■ **ENTRIES SHOWN**:
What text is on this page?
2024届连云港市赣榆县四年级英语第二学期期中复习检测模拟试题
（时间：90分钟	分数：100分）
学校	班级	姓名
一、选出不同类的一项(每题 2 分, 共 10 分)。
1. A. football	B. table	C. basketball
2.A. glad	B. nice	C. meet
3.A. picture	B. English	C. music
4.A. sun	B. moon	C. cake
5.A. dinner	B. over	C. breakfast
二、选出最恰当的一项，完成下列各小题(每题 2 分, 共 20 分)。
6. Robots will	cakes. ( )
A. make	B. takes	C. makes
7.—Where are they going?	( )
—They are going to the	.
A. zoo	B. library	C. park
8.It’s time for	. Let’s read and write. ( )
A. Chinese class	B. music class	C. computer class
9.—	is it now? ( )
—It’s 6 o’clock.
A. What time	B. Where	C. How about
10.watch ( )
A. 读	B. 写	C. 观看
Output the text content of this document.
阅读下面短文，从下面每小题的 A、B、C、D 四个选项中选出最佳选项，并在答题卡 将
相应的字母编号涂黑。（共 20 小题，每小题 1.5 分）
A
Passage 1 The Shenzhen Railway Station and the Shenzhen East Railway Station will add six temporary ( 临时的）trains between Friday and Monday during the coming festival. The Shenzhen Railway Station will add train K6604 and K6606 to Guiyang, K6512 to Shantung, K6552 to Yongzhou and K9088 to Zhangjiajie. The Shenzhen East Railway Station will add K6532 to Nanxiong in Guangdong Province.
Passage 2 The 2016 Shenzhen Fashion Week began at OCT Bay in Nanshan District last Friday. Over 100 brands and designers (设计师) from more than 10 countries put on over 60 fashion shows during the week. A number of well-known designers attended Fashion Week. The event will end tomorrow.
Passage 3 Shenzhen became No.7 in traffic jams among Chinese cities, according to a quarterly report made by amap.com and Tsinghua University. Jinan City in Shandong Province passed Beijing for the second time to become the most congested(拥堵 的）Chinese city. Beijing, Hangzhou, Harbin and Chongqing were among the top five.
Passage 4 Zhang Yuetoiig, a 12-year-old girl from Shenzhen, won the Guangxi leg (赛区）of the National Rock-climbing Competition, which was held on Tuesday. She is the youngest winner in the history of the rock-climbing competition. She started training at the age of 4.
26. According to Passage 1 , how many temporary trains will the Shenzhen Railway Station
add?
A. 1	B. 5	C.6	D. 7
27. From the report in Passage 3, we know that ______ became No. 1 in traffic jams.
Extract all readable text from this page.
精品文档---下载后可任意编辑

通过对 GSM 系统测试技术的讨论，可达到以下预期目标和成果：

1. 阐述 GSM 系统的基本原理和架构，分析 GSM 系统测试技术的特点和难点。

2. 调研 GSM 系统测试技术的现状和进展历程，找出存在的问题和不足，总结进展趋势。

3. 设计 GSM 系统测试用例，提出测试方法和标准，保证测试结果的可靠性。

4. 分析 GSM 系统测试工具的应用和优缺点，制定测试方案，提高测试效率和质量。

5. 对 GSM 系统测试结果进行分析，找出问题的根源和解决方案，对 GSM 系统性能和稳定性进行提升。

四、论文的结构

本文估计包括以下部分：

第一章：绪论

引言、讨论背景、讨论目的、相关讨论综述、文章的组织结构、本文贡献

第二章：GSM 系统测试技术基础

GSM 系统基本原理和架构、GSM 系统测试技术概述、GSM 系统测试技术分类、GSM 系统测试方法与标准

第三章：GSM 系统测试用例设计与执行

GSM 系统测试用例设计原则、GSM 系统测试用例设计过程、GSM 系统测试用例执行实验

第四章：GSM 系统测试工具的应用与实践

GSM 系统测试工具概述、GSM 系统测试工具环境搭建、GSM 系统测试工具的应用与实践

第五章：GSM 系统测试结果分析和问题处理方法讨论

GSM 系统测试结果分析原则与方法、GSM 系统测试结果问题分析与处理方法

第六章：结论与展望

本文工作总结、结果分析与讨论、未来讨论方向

■ **EXERCISE REQUIREMENTS**:
Using the listing, copy every line where the word "during" shows up.

■ **EXERCISE RESULT**:
Passage 1 The Shenzhen Railway Station and the Shenzhen East Railway Station will add six temporary ( 临时的）trains between Friday and Monday during the coming festival. The Shenzhen Railway Station will add train K6604 and K6606 to Guiyang, K6512 to Shantung, K6552 to Yongzhou and K9088 to Zhangjiajie. The Shenzhen East Railway Station will add K6532 to Nanxiong in Guangdong Province.
Passage 2 The 2016 Shenzhen Fashion Week began at OCT Bay in Nanshan District last Friday. Over 100 brands and designers (设计师) from more than 10 countries put on over 60 fashion shows during the week. A number of well-known designers attended Fashion Week. The event will end tomorrow.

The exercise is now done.